───── Records to process ─────

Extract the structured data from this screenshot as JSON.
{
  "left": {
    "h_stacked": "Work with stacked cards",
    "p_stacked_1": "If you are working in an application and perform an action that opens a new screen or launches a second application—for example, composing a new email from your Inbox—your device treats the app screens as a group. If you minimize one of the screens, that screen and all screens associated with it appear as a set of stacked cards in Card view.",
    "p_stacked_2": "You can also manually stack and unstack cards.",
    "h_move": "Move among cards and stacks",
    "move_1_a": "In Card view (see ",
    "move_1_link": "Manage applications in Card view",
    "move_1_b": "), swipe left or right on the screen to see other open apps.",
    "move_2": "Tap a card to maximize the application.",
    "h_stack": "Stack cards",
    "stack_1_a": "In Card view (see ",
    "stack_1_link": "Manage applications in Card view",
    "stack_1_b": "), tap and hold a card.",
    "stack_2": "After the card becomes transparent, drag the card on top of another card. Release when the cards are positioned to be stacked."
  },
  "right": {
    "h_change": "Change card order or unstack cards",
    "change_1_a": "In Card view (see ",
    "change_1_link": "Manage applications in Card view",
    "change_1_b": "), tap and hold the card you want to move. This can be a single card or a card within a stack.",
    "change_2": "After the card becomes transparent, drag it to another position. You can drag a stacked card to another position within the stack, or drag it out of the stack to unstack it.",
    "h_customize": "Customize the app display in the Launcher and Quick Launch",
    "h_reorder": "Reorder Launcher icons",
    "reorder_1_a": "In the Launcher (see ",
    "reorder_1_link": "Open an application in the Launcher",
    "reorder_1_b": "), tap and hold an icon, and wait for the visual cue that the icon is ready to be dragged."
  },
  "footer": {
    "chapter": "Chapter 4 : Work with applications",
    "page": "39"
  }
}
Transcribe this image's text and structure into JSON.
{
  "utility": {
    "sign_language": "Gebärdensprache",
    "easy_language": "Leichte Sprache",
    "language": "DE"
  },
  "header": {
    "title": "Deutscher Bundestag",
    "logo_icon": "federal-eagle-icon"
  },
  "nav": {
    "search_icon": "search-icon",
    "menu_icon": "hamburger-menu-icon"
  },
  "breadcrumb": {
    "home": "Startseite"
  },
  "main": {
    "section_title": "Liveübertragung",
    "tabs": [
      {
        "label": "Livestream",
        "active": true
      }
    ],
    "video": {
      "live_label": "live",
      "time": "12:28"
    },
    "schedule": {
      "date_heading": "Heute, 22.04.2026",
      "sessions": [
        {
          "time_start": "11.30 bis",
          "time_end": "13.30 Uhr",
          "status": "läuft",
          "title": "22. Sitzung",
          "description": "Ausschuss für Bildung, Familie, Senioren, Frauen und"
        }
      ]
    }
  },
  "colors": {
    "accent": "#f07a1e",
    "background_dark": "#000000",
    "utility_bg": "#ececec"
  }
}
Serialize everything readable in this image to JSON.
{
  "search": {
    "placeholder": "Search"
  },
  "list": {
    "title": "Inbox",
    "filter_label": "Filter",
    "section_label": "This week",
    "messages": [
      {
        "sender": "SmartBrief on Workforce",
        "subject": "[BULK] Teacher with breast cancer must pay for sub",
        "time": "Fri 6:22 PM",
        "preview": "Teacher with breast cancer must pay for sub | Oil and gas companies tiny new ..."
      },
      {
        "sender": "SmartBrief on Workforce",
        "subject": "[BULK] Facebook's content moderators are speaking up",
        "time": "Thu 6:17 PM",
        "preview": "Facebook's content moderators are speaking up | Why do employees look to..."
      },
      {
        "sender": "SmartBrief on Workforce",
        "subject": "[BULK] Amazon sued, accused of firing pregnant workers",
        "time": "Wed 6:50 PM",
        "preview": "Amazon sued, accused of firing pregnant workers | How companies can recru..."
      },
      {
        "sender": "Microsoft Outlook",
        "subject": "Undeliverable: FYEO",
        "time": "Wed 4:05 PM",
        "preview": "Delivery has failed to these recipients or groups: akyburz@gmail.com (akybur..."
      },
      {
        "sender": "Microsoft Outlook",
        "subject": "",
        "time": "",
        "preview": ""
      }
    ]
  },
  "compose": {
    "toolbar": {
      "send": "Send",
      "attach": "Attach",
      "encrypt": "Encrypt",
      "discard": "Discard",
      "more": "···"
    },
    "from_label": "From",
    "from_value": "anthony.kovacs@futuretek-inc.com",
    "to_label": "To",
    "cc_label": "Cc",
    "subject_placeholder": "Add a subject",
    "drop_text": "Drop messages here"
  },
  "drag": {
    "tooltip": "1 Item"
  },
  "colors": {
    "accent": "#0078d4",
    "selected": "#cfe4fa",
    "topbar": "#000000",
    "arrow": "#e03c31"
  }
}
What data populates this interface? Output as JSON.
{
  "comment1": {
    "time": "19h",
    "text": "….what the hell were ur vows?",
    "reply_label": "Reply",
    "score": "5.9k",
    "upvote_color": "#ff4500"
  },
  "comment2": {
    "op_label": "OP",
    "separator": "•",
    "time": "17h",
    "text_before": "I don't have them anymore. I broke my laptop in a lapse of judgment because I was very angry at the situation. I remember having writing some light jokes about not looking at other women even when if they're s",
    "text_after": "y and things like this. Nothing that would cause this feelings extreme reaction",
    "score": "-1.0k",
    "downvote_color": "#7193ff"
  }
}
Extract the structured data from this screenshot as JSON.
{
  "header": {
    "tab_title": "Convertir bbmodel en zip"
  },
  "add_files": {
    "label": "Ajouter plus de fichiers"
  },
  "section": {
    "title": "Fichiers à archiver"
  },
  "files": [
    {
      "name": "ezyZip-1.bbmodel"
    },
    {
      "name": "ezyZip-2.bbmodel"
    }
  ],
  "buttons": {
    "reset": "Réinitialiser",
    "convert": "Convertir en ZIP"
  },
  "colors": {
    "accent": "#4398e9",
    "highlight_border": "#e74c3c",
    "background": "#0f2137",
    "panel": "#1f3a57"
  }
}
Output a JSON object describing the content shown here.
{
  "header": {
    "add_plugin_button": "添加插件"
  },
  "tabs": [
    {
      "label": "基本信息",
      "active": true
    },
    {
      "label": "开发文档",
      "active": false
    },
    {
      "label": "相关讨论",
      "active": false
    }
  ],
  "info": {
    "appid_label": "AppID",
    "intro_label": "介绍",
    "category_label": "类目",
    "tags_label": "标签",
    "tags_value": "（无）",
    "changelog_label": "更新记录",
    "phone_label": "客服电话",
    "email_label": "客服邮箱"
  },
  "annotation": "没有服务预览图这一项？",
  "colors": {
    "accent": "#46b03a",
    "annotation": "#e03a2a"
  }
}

─────

■ Given problem
Copy all the records above exactly, missing none.

■ Solution to this task
Extract the structured data from this screenshot as JSON.
{
  "left": {
    "h_stacked": "Work with stacked cards",
    "p_stacked_1": "If you are working in an application and perform an action that opens a new screen or launches a second application—for example, composing a new email from your Inbox—your device treats the app screens as a group. If you minimize one of the screens, that screen and all screens associated with it appear as a set of stacked cards in Card view.",
    "p_stacked_2": "You can also manually stack and unstack cards.",
    "h_move": "Move among cards and stacks",
    "move_1_a": "In Card view (see ",
    "move_1_link": "Manage applications in Card view",
    "move_1_b": "), swipe left or right on the screen to see other open apps.",
    "move_2": "Tap a card to maximize the application.",
    "h_stack": "Stack cards",
    "stack_1_a": "In Card view (see ",
    "stack_1_link": "Manage applications in Card view",
    "stack_1_b": "), tap and hold a card.",
    "stack_2": "After the card becomes transparent, drag the card on top of another card. Release when the cards are positioned to be stacked."
  },
  "right": {
    "h_change": "Change card order or unstack cards",
    "change_1_a": "In Card view (see ",
    "change_1_link": "Manage applications in Card view",
    "change_1_b": "), tap and hold the card you want to move. This can be a single card or a card within a stack.",
    "change_2": "After the card becomes transparent, drag it to another position. You can drag a stacked card to another position within the stack, or drag it out of the stack to unstack it.",
    "h_customize": "Customize the app display in the Launcher and Quick Launch",
    "h_reorder": "Reorder Launcher icons",
    "reorder_1_a": "In the Launcher (see ",
    "reorder_1_link": "Open an application in the Launcher",
    "reorder_1_b": "), tap and hold an icon, and wait for the visual cue that the icon is ready to be dragged."
  },
  "footer": {
    "chapter": "Chapter 4 : Work with applications",
    "page": "39"
  }
}
Transcribe this image's text and structure into JSON.
{
  "utility": {
    "sign_language": "Gebärdensprache",
    "easy_language": "Leichte Sprache",
    "language": "DE"
  },
  "header": {
    "title": "Deutscher Bundestag",
    "logo_icon": "federal-eagle-icon"
  },
  "nav": {
    "search_icon": "search-icon",
    "menu_icon": "hamburger-menu-icon"
  },
  "breadcrumb": {
    "home": "Startseite"
  },
  "main": {
    "section_title": "Liveübertragung",
    "tabs": [
      {
        "label": "Livestream",
        "active": true
      }
    ],
    "video": {
      "live_label": "live",
      "time": "12:28"
    },
    "schedule": {
      "date_heading": "Heute, 22.04.2026",
      "sessions": [
        {
          "time_start": "11.30 bis",
          "time_end": "13.30 Uhr",
          "status": "läuft",
          "title": "22. Sitzung",
          "description": "Ausschuss für Bildung, Familie, Senioren, Frauen und"
        }
      ]
    }
  },
  "colors": {
    "accent": "#f07a1e",
    "background_dark": "#000000",
    "utility_bg": "#ececec"
  }
}
Serialize everything readable in this image to JSON.
{
  "search": {
    "placeholder": "Search"
  },
  "list": {
    "title": "Inbox",
    "filter_label": "Filter",
    "section_label": "This week",
    "messages": [
      {
        "sender": "SmartBrief on Workforce",
        "subject": "[BULK] Teacher with breast cancer must pay for sub",
        "time": "Fri 6:22 PM",
        "preview": "Teacher with breast cancer must pay for sub | Oil and gas companies tiny new ..."
      },
      {
        "sender": "SmartBrief on Workforce",
        "subject": "[BULK] Facebook's content moderators are speaking up",
        "time": "Thu 6:17 PM",
        "preview": "Facebook's content moderators are speaking up | Why do employees look to..."
      },
      {
        "sender": "SmartBrief on Workforce",
        "subject": "[BULK] Amazon sued, accused of firing pregnant workers",
        "time": "Wed 6:50 PM",
        "preview": "Amazon sued, accused of firing pregnant workers | How companies can recru..."
      },
      {
        "sender": "Microsoft Outlook",
        "subject": "Undeliverable: FYEO",
        "time": "Wed 4:05 PM",
        "preview": "Delivery has failed to these recipients or groups: akyburz@gmail.com (akybur..."
      },
      {
        "sender": "Microsoft Outlook",
        "subject": "",
        "time": "",
        "preview": ""
      }
    ]
  },
  "compose": {
    "toolbar": {
      "send": "Send",
      "attach": "Attach",
      "encrypt": "Encrypt",
      "discard": "Discard",
      "more": "···"
    },
    "from_label": "From",
    "from_value": "anthony.kovacs@futuretek-inc.com",
    "to_label": "To",
    "cc_label": "Cc",
    "subject_placeholder": "Add a subject",
    "drop_text": "Drop messages here"
  },
  "drag": {
    "tooltip": "1 Item"
  },
  "colors": {
    "accent": "#0078d4",
    "selected": "#cfe4fa",
    "topbar": "#000000",
    "arrow": "#e03c31"
  }
}
What data populates this interface? Output as JSON.
{
  "comment1": {
    "time": "19h",
    "text": "….what the hell were ur vows?",
    "reply_label": "Reply",
    "score": "5.9k",
    "upvote_color": "#ff4500"
  },
  "comment2": {
    "op_label": "OP",
    "separator": "•",
    "time": "17h",
    "text_before": "I don't have them anymore. I broke my laptop in a lapse of judgment because I was very angry at the situation. I remember having writing some light jokes about not looking at other women even when if they're s",
    "text_after": "y and things like this. Nothing that would cause this feelings extreme reaction",
    "score": "-1.0k",
    "downvote_color": "#7193ff"
  }
}
Extract the structured data from this screenshot as JSON.
{
  "header": {
    "tab_title": "Convertir bbmodel en zip"
  },
  "add_files": {
    "label": "Ajouter plus de fichiers"
  },
  "section": {
    "title": "Fichiers à archiver"
  },
  "files": [
    {
      "name": "ezyZip-1.bbmodel"
    },
    {
      "name": "ezyZip-2.bbmodel"
    }
  ],
  "buttons": {
    "reset": "Réinitialiser",
    "convert": "Convertir en ZIP"
  },
  "colors": {
    "accent": "#4398e9",
    "highlight_border": "#e74c3c",
    "background": "#0f2137",
    "panel": "#1f3a57"
  }
}
Output a JSON object describing the content shown here.
{
  "header": {
    "add_plugin_button": "添加插件"
  },
  "tabs": [
    {
      "label": "基本信息",
      "active": true
    },
    {
      "label": "开发文档",
      "active": false
    },
    {
      "label": "相关讨论",
      "active": false
    }
  ],
  "info": {
    "appid_label": "AppID",
    "intro_label": "介绍",
    "category_label": "类目",
    "tags_label": "标签",
    "tags_value": "（无）",
    "changelog_label": "更新记录",
    "phone_label": "客服电话",
    "email_label": "客服邮箱"
  },
  "annotation": "没有服务预览图这一项？",
  "colors": {
    "accent": "#46b03a",
    "annotation": "#e03a2a"
  }
}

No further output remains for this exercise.